§ Task to complete
Single out the lines of the material that contain "amore" and copy them.

§ Input for this task
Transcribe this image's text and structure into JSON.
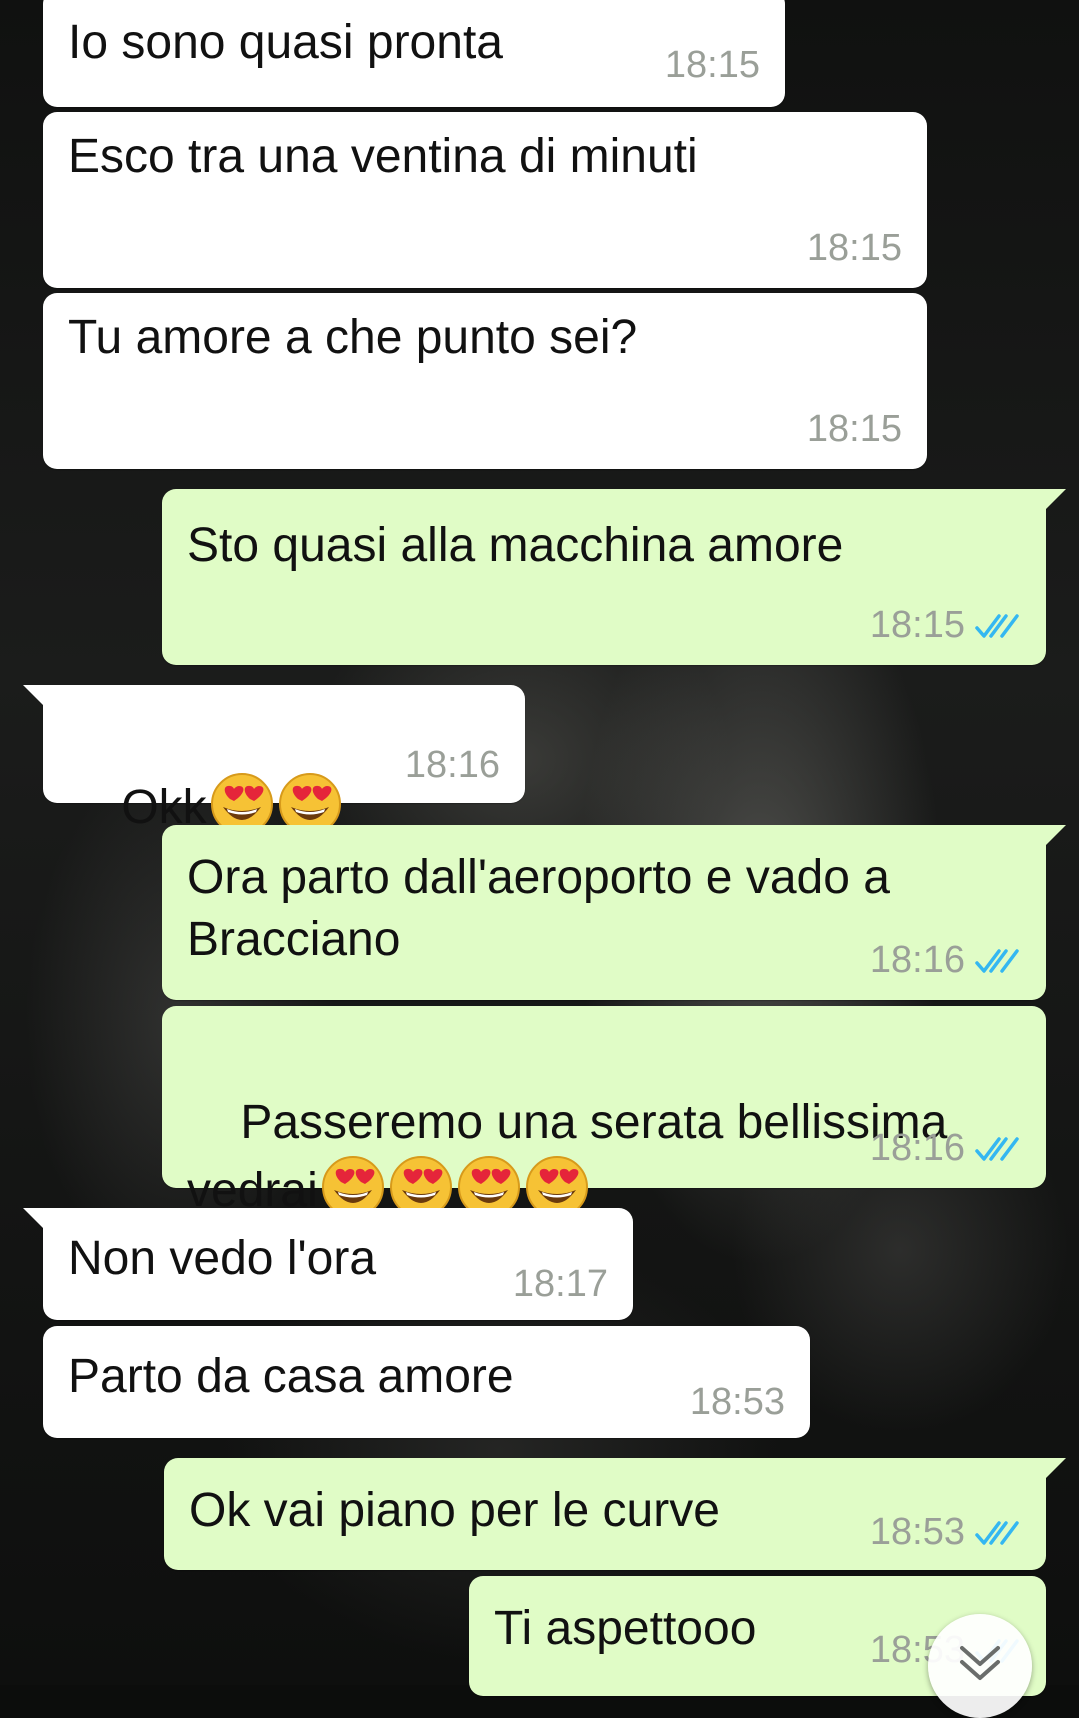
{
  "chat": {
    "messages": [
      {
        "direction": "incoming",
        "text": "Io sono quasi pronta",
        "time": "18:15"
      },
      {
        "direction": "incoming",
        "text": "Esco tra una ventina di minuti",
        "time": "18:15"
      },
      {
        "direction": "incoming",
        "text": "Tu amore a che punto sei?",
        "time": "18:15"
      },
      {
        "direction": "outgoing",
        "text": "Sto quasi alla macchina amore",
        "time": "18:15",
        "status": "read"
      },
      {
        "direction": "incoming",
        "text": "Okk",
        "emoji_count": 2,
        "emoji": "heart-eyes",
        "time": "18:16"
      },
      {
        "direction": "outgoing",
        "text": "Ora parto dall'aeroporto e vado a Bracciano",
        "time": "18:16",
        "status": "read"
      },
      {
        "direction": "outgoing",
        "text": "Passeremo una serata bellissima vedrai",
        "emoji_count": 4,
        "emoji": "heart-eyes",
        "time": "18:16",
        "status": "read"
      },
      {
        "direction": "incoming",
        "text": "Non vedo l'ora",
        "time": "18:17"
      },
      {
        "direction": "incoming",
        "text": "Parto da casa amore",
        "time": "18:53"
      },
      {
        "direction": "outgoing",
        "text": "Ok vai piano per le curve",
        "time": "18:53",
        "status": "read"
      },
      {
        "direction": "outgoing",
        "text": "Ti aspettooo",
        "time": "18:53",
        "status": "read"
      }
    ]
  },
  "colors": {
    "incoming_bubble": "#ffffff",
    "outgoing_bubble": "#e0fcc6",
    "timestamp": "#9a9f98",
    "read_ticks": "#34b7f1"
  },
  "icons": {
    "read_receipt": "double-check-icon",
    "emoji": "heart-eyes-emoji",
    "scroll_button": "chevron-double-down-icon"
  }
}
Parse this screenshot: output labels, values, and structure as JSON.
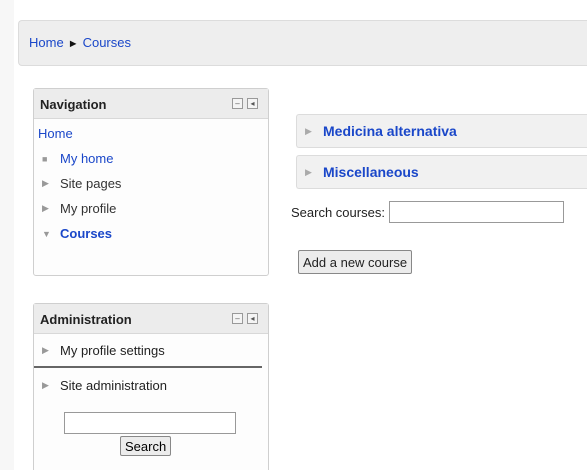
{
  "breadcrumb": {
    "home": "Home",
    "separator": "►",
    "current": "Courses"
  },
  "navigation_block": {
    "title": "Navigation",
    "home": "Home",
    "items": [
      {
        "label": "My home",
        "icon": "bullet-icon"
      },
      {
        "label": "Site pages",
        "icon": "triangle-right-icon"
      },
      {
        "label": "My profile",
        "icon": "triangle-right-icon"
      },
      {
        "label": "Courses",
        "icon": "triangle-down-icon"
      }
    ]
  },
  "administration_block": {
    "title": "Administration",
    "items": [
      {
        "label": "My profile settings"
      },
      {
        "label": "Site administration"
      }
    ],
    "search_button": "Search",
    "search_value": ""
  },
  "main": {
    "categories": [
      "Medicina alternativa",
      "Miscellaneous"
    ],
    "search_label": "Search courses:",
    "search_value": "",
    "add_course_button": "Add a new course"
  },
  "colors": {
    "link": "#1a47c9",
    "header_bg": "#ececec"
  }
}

§ Exercise solution
        "text": "Tu amore a che punto sei?",
        "text": "Sto quasi alla macchina amore",
        "text": "Parto da casa amore",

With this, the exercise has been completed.